***** Data supplied *****
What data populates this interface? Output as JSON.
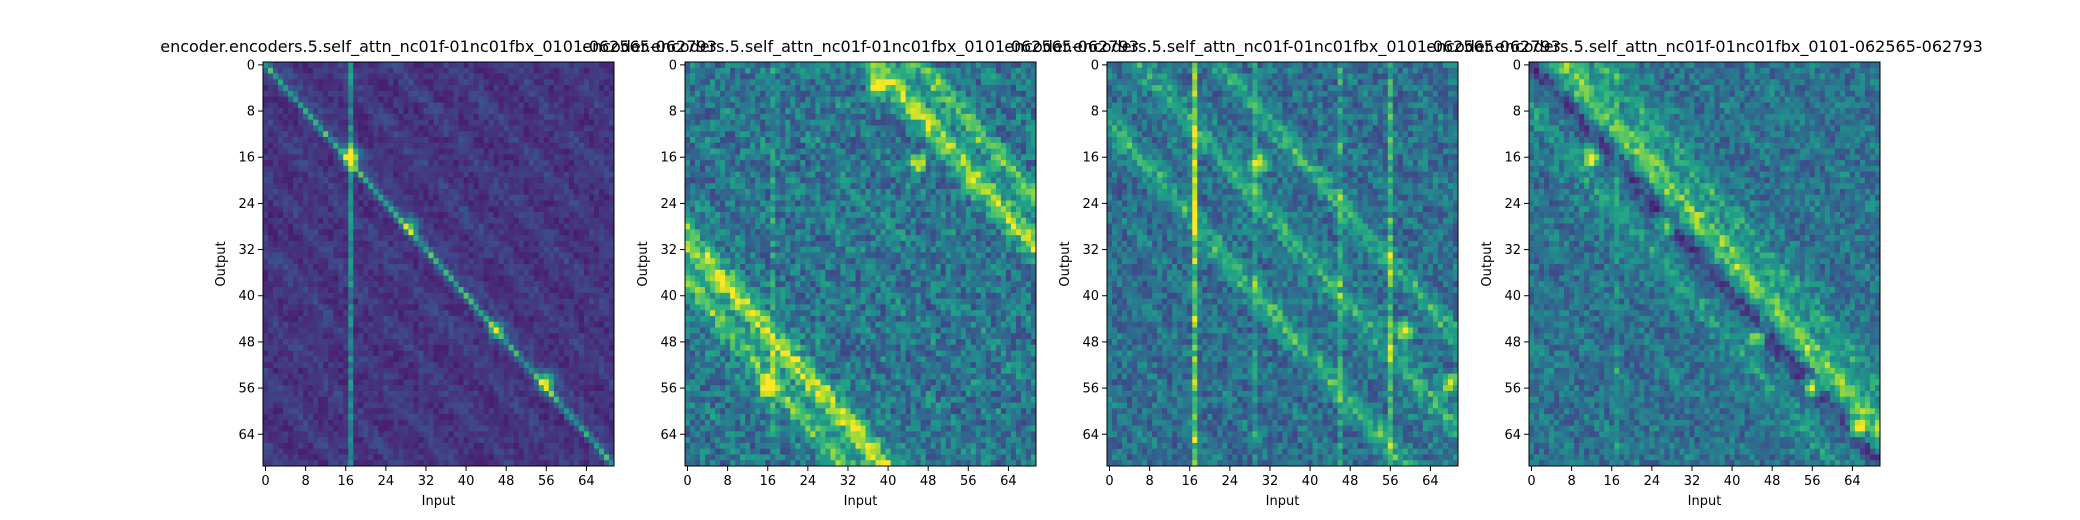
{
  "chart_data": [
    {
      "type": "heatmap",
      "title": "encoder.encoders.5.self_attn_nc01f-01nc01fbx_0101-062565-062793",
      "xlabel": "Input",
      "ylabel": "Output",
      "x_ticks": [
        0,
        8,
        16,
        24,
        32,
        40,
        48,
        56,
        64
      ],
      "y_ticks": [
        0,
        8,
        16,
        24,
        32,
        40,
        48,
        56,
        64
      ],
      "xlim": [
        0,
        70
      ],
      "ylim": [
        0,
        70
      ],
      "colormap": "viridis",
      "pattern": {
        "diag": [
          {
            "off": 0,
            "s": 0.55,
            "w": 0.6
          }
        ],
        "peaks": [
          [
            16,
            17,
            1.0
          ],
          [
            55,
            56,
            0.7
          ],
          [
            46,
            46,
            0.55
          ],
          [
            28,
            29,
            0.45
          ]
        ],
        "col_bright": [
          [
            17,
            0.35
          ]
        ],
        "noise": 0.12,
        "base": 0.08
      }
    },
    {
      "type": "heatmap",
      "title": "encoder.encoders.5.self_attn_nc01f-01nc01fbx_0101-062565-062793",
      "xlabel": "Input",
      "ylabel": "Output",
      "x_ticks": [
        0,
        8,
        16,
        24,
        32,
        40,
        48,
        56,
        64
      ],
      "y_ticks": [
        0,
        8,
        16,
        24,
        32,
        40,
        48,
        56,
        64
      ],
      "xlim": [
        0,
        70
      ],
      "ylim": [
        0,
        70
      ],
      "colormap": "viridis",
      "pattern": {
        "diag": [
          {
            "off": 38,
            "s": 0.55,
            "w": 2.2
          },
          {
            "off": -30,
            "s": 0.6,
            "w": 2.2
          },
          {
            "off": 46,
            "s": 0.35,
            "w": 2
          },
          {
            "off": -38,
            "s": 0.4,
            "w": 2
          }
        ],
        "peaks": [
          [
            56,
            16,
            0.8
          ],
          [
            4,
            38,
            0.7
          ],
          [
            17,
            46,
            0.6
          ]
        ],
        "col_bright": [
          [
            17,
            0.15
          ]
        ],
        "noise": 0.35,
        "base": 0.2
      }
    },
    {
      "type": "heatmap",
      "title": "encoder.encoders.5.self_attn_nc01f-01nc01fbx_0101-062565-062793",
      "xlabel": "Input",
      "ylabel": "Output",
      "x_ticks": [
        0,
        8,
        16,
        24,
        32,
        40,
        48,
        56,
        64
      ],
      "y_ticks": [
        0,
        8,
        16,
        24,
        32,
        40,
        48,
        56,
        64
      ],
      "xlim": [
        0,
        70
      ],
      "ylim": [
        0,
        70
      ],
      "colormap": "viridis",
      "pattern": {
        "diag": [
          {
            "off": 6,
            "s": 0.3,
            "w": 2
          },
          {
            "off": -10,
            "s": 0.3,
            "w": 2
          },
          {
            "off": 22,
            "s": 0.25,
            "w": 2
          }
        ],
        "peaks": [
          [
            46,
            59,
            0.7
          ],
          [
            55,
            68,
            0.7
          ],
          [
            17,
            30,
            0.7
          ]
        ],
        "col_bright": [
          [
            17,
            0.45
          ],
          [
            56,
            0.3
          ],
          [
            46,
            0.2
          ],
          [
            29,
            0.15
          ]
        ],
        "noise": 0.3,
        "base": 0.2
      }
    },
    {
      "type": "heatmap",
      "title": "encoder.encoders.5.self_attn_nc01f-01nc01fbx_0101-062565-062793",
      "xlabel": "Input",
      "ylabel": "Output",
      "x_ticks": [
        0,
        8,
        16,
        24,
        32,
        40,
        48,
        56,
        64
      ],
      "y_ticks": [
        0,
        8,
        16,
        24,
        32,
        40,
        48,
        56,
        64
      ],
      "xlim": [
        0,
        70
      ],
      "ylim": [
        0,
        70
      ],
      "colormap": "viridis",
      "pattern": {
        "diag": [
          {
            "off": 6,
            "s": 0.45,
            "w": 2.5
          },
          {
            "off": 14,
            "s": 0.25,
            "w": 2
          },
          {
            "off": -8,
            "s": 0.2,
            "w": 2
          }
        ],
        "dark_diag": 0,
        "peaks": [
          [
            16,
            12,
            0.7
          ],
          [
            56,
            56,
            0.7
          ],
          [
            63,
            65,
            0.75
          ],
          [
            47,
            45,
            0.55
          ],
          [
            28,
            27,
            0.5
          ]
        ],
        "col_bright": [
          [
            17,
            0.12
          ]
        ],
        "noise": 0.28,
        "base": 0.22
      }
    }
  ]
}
*****
***** Data supplied *****
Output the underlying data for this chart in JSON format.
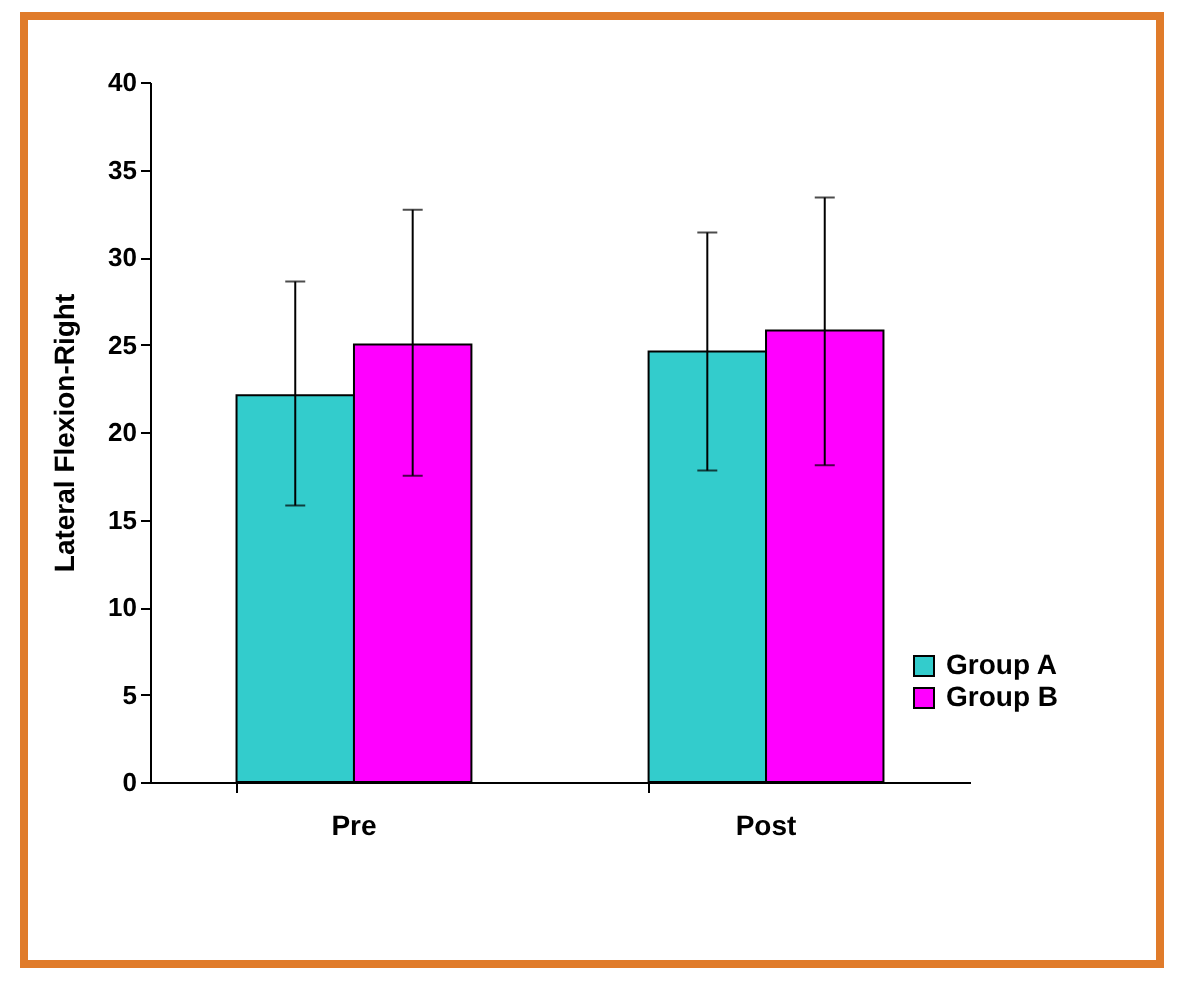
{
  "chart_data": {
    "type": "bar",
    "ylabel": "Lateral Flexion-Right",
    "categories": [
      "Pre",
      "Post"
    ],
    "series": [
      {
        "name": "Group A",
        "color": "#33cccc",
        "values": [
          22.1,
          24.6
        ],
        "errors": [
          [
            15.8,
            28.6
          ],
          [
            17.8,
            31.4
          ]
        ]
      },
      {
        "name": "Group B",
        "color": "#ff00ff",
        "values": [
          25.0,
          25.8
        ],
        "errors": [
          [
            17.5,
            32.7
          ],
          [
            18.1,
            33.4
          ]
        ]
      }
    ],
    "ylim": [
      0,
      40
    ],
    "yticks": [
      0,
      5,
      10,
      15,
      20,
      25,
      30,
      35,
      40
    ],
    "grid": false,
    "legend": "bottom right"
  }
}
*****
***** Data supplied *****
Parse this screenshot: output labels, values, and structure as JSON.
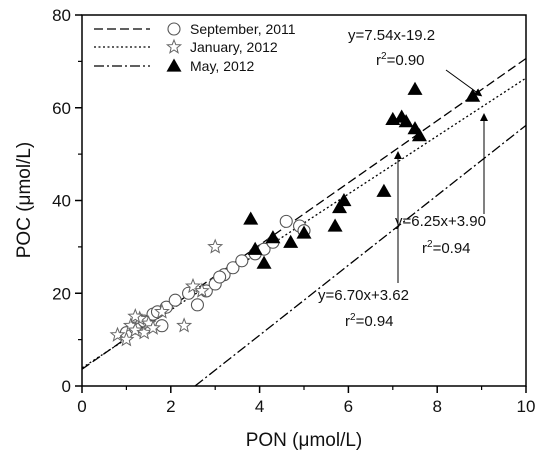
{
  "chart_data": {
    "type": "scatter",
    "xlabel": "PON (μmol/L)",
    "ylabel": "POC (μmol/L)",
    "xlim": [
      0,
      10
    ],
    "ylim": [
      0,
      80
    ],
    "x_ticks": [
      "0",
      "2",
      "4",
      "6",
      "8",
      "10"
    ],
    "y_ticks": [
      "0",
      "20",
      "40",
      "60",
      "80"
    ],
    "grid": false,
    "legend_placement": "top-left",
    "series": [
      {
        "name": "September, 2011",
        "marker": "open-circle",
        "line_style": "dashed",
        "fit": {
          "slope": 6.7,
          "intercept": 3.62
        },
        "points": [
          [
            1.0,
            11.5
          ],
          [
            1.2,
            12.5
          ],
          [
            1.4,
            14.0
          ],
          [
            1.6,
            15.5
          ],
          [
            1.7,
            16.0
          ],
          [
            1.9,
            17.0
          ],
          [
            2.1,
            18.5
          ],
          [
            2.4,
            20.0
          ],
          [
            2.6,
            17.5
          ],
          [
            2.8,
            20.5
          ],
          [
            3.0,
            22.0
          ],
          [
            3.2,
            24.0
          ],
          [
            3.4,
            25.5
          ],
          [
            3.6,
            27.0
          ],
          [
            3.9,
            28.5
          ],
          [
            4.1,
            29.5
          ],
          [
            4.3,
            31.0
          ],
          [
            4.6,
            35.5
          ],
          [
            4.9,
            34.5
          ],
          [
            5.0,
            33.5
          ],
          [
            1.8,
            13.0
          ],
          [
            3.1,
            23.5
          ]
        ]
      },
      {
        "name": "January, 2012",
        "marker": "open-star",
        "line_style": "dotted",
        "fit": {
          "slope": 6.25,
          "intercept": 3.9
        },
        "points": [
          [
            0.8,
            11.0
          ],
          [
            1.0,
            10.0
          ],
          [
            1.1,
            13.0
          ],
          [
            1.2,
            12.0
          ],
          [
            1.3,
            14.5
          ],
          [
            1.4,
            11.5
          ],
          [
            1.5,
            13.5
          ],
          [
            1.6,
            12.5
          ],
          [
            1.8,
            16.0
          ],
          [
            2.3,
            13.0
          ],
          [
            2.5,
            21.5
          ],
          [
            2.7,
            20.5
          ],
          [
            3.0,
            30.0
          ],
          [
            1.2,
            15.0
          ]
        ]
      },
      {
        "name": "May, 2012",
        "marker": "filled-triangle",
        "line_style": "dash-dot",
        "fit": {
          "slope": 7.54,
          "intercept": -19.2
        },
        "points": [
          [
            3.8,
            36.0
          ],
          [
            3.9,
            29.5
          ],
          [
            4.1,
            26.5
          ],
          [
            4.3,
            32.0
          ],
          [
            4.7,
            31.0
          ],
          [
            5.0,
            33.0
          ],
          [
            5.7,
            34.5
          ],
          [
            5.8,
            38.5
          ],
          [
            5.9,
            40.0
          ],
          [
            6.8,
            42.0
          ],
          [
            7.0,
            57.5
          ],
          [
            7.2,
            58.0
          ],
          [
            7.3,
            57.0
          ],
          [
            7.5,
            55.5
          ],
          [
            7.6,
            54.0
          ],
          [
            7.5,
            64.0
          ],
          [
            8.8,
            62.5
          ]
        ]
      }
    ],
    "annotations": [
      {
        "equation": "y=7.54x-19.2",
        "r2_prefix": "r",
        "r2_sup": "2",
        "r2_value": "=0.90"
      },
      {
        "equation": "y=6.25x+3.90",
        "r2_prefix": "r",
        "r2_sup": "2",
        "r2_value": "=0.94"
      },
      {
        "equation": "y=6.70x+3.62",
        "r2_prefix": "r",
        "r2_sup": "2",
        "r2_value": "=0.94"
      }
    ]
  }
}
*****
Go through the records and copy each line with "intercept" in it.

(Result of this exercise)
          "intercept": 3.62
          "intercept": 3.9
          "intercept": -19.2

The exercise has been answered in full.